Exercises →
A – Rewrite the paragraph of the pancreatic cancer project description that begins "Pancreatic ductal adenocarcinoma (PDAC) is one of" as a short bulleted list, keeping its main facts.
B – According to the pancreatic cancer project description, what is the five-year survival rate for pancreatic ductal adenocarcinoma?
C – Pick up the pancreatic cancer project description after its last sentence and continue it.

Document excerpt →

◇ ◇ ◇ ◇ ◇

Leader:  Buddhadev Layek, PhD
Project Title:  Mesenchymal Stem Cell-Based Targeted Combined Therapy for Pancreatic Ductal Adenocarcinoma

Pancreatic ductal adenocarcinoma (PDAC) is one of the most lethal human malignancies, with a five-year survival rate of 10.8%. The complexity of pancreatic cancer growth and progression has largely overwhelmed the best clinical efforts to date. The lack of efficient strategies to achieve cytotoxic concentrations of chemotherapeutics in the tumor tissue and the tumor’s innate resistance to chemotherapy are the significant barriers to improving treatment outcomes for PDAC. Thus, new approaches for tumor-selective delivery of chemotherapeutics can enhance the therapeutic efficacy while minimizing chemotherapy-associated toxicities.

◇ ◇ ◇ ◇ ◇

Source records:
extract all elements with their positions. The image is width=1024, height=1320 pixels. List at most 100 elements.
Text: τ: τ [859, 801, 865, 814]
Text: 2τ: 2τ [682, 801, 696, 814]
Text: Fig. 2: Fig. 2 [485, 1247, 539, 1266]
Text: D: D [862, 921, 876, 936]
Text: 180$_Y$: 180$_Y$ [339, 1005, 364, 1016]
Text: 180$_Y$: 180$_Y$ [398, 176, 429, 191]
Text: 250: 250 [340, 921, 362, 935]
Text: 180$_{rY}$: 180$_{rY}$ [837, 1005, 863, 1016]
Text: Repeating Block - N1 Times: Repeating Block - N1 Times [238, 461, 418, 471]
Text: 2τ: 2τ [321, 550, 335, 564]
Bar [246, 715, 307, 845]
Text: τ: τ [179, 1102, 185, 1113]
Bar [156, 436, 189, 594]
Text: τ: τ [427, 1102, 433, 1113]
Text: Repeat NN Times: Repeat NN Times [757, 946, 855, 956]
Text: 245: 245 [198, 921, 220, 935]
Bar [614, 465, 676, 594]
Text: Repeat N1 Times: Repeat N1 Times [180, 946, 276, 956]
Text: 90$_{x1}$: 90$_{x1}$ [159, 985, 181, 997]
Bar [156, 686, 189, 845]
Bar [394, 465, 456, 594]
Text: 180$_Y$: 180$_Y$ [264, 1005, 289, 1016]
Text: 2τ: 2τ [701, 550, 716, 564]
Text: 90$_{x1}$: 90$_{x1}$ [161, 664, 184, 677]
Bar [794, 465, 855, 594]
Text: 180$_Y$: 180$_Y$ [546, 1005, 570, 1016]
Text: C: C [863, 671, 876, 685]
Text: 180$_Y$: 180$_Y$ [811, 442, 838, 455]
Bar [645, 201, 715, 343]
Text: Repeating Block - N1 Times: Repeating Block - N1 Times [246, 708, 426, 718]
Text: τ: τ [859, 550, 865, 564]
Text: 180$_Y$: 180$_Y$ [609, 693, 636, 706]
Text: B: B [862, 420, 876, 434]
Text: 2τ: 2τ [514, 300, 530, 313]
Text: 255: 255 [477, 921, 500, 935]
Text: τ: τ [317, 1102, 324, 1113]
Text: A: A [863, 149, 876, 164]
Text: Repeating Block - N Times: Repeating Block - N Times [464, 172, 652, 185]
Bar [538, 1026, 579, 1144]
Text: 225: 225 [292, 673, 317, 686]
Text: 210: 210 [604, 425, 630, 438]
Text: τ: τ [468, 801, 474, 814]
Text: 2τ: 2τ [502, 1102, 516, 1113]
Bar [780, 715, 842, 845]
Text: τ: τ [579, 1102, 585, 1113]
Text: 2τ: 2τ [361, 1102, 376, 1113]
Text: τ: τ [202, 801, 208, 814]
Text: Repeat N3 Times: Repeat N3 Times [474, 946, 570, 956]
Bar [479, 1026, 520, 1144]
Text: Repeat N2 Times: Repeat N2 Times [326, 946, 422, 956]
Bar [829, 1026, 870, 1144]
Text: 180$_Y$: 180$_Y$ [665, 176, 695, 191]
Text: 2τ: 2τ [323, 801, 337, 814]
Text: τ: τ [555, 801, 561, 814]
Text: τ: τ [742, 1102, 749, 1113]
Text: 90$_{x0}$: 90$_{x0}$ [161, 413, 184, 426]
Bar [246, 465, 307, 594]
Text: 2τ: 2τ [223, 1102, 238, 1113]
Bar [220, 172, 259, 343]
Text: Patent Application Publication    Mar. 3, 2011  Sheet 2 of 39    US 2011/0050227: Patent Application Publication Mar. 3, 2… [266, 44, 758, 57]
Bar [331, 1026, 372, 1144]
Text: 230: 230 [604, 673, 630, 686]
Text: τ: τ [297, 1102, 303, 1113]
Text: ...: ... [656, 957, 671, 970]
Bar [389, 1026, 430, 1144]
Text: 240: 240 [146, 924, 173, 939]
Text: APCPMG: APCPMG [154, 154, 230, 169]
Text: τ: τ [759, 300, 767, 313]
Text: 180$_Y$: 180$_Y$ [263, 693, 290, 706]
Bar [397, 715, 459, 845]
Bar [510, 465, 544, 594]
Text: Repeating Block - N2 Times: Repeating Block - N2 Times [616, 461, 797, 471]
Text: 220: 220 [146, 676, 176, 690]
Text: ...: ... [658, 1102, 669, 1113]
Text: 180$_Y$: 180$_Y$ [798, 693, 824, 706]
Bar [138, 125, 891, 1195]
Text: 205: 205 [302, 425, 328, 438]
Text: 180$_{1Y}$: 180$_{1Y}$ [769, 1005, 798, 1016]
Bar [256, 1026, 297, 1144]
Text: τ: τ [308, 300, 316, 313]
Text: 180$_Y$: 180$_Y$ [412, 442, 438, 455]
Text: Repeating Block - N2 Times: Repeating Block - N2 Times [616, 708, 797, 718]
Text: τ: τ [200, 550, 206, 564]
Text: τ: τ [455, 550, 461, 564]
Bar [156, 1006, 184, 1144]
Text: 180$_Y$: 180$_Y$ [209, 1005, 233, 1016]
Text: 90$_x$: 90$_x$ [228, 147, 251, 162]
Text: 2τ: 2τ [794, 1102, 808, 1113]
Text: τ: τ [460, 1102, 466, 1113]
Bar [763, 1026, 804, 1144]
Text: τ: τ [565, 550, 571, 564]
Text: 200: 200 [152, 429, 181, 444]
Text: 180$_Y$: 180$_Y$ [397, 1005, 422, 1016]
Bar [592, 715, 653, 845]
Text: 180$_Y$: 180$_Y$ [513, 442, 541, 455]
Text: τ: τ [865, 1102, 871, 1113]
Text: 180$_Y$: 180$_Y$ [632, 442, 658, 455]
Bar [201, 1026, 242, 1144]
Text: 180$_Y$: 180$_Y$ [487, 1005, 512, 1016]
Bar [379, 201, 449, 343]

◇ ◇ ◇ ◇ ◇

Task answers →
A –
- Pancreatic ductal adenocarcinoma (PDAC) is among the most lethal human cancers, with a five-year survival rate of 10.8%.
- The complexity of its growth and progression has largely overwhelmed clinical efforts so far.
- The main barriers to better outcomes are the lack of efficient ways to reach cytotoxic chemotherapy concentrations in tumor tissue and the tumor's innate resistance to chemotherapy.
- New approaches for tumor-selective delivery of chemotherapeutics could raise efficacy while reducing chemotherapy-associated toxicities.

B – 10.8%

C –
Our research will evaluate a new approach for treating PDAC with a combination of a novel histone deacetylase (HDAC) inhibitor, entinostat, and a leading chemotherapeutic agent, oxaliplatin, at their synergistic ratio. In this project, we will use nanoparticle-loaded MSCs (nano-MSCs) as a drug delivery platform to selectively accumulate cytotoxic agents in pancreatic tumors. Based on the existing literature and our preliminary findings, we hypothesize that MSCs-mediated tumor-targeted delivery of oxaliplatin and entinostat at their synergistic ratio would significantly reduce pancreatic tumor growth and enhance the efficacy without acute toxicity. Further, this research will aim to delineate the underlined mechanisms of action and therapeutic efficacy of entinostat and oxaliplatin combination for PDAC.